***** Records for processing *****

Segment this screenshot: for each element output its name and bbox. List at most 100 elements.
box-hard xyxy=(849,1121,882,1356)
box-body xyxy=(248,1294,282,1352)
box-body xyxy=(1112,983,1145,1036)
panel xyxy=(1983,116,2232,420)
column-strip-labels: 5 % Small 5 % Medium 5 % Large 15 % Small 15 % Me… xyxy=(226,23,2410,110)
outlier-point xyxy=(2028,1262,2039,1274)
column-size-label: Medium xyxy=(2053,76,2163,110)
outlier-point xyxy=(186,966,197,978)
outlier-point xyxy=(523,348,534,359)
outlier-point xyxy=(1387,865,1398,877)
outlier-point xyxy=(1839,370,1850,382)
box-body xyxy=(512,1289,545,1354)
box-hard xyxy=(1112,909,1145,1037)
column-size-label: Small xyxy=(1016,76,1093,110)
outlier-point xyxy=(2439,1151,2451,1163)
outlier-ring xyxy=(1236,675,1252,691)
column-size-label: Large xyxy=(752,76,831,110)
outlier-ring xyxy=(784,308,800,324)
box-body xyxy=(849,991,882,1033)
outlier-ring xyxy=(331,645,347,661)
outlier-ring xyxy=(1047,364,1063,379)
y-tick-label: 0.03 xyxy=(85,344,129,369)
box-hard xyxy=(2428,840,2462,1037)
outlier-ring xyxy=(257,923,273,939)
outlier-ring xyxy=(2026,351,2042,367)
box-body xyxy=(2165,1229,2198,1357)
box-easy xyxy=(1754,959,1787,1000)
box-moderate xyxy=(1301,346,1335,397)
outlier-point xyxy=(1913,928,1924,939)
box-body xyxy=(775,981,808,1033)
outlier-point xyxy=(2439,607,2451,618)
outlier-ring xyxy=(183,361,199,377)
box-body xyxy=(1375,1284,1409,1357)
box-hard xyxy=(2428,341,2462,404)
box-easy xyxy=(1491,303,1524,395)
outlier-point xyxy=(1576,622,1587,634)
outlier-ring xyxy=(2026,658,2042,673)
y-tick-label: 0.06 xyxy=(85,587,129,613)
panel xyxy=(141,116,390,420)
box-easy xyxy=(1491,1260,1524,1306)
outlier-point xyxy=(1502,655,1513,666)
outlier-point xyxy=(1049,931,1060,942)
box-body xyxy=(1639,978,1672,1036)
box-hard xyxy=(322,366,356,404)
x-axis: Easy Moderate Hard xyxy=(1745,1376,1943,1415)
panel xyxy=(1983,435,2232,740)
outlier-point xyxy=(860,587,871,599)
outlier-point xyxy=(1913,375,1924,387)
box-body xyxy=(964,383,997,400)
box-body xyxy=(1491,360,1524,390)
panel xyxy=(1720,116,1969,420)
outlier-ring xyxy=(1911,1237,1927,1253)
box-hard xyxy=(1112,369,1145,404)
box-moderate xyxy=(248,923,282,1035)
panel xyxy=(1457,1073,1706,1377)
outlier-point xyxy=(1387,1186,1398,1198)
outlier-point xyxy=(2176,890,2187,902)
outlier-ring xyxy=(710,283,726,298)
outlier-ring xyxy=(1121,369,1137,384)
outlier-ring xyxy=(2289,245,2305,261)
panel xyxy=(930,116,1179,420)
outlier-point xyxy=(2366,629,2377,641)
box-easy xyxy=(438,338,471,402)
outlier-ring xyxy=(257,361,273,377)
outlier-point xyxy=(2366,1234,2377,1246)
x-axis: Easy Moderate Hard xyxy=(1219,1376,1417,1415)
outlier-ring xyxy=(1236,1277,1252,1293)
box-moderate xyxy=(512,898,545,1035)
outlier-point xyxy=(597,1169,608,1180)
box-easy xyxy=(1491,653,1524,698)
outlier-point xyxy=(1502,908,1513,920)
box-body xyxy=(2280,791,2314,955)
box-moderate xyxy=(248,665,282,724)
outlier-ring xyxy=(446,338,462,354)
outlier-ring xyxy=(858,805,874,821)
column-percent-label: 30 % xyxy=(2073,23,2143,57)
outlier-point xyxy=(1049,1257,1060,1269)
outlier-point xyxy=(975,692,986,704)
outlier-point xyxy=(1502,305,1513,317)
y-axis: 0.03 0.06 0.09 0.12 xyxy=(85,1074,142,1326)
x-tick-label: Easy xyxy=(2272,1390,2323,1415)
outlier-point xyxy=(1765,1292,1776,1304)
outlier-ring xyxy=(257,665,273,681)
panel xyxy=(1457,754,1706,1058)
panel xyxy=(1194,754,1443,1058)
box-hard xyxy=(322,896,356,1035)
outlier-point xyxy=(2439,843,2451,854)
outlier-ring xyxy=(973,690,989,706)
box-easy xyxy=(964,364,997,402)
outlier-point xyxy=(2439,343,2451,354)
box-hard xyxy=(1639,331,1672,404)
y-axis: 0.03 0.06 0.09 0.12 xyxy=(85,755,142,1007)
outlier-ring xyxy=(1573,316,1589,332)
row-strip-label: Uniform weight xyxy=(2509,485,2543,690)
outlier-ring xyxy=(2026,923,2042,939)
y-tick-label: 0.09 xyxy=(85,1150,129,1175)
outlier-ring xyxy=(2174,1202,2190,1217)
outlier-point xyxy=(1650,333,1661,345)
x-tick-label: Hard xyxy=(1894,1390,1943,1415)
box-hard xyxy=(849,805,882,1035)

*****

§ **Directive**: Write out all of the data above again, every line unchanged and in the same order.

§ **Correct output**:
Segment this screenshot: for each element output its name and bbox. List at most 100 elements.
box-hard xyxy=(849,1121,882,1356)
box-body xyxy=(248,1294,282,1352)
box-body xyxy=(1112,983,1145,1036)
panel xyxy=(1983,116,2232,420)
column-strip-labels: 5 % Small 5 % Medium 5 % Large 15 % Small 15 % Me… xyxy=(226,23,2410,110)
outlier-point xyxy=(2028,1262,2039,1274)
column-size-label: Medium xyxy=(2053,76,2163,110)
outlier-point xyxy=(186,966,197,978)
outlier-point xyxy=(523,348,534,359)
outlier-point xyxy=(1387,865,1398,877)
outlier-point xyxy=(1839,370,1850,382)
box-body xyxy=(512,1289,545,1354)
box-hard xyxy=(1112,909,1145,1037)
column-size-label: Small xyxy=(1016,76,1093,110)
outlier-point xyxy=(2439,1151,2451,1163)
outlier-ring xyxy=(1236,675,1252,691)
column-size-label: Large xyxy=(752,76,831,110)
outlier-ring xyxy=(784,308,800,324)
box-body xyxy=(849,991,882,1033)
outlier-ring xyxy=(331,645,347,661)
outlier-ring xyxy=(1047,364,1063,379)
y-tick-label: 0.03 xyxy=(85,344,129,369)
box-hard xyxy=(2428,840,2462,1037)
outlier-ring xyxy=(257,923,273,939)
outlier-ring xyxy=(2026,351,2042,367)
box-body xyxy=(2165,1229,2198,1357)
box-easy xyxy=(1754,959,1787,1000)
box-moderate xyxy=(1301,346,1335,397)
outlier-point xyxy=(1913,928,1924,939)
box-body xyxy=(775,981,808,1033)
outlier-point xyxy=(2439,607,2451,618)
outlier-ring xyxy=(183,361,199,377)
box-body xyxy=(1375,1284,1409,1357)
box-hard xyxy=(2428,341,2462,404)
box-easy xyxy=(1491,303,1524,395)
outlier-point xyxy=(1576,622,1587,634)
outlier-ring xyxy=(2026,658,2042,673)
y-tick-label: 0.06 xyxy=(85,587,129,613)
panel xyxy=(141,116,390,420)
box-easy xyxy=(1491,1260,1524,1306)
outlier-point xyxy=(1502,655,1513,666)
outlier-point xyxy=(1049,931,1060,942)
box-body xyxy=(1639,978,1672,1036)
box-hard xyxy=(322,366,356,404)
x-axis: Easy Moderate Hard xyxy=(1745,1376,1943,1415)
panel xyxy=(1983,435,2232,740)
outlier-point xyxy=(860,587,871,599)
outlier-point xyxy=(1913,375,1924,387)
box-body xyxy=(964,383,997,400)
box-body xyxy=(1491,360,1524,390)
panel xyxy=(1720,116,1969,420)
outlier-ring xyxy=(1911,1237,1927,1253)
box-hard xyxy=(1112,369,1145,404)
box-moderate xyxy=(248,923,282,1035)
panel xyxy=(1457,1073,1706,1377)
outlier-point xyxy=(1387,1186,1398,1198)
outlier-point xyxy=(2176,890,2187,902)
outlier-ring xyxy=(710,283,726,298)
outlier-ring xyxy=(1121,369,1137,384)
outlier-ring xyxy=(2289,245,2305,261)
panel xyxy=(930,116,1179,420)
outlier-point xyxy=(2366,629,2377,641)
box-easy xyxy=(438,338,471,402)
outlier-ring xyxy=(257,361,273,377)
outlier-point xyxy=(2366,1234,2377,1246)
x-axis: Easy Moderate Hard xyxy=(1219,1376,1417,1415)
outlier-ring xyxy=(1236,1277,1252,1293)
box-moderate xyxy=(512,898,545,1035)
outlier-point xyxy=(597,1169,608,1180)
box-easy xyxy=(1491,653,1524,698)
outlier-point xyxy=(1502,908,1513,920)
box-body xyxy=(2280,791,2314,955)
box-moderate xyxy=(248,665,282,724)
outlier-ring xyxy=(446,338,462,354)
outlier-ring xyxy=(858,805,874,821)
column-percent-label: 30 % xyxy=(2073,23,2143,57)
outlier-point xyxy=(1049,1257,1060,1269)
outlier-point xyxy=(975,692,986,704)
outlier-point xyxy=(1502,305,1513,317)
y-axis: 0.03 0.06 0.09 0.12 xyxy=(85,1074,142,1326)
x-tick-label: Easy xyxy=(2272,1390,2323,1415)
outlier-point xyxy=(1765,1292,1776,1304)
outlier-ring xyxy=(257,665,273,681)
panel xyxy=(1457,754,1706,1058)
panel xyxy=(1194,754,1443,1058)
box-hard xyxy=(322,896,356,1035)
outlier-point xyxy=(2439,843,2451,854)
outlier-ring xyxy=(973,690,989,706)
box-easy xyxy=(964,364,997,402)
outlier-point xyxy=(2439,343,2451,354)
box-hard xyxy=(1639,331,1672,404)
y-axis: 0.03 0.06 0.09 0.12 xyxy=(85,755,142,1007)
outlier-ring xyxy=(1573,316,1589,332)
row-strip-label: Uniform weight xyxy=(2509,485,2543,690)
outlier-ring xyxy=(2026,923,2042,939)
y-tick-label: 0.09 xyxy=(85,1150,129,1175)
outlier-ring xyxy=(2174,1202,2190,1217)
outlier-point xyxy=(1650,333,1661,345)
x-tick-label: Hard xyxy=(1894,1390,1943,1415)
box-hard xyxy=(849,805,882,1035)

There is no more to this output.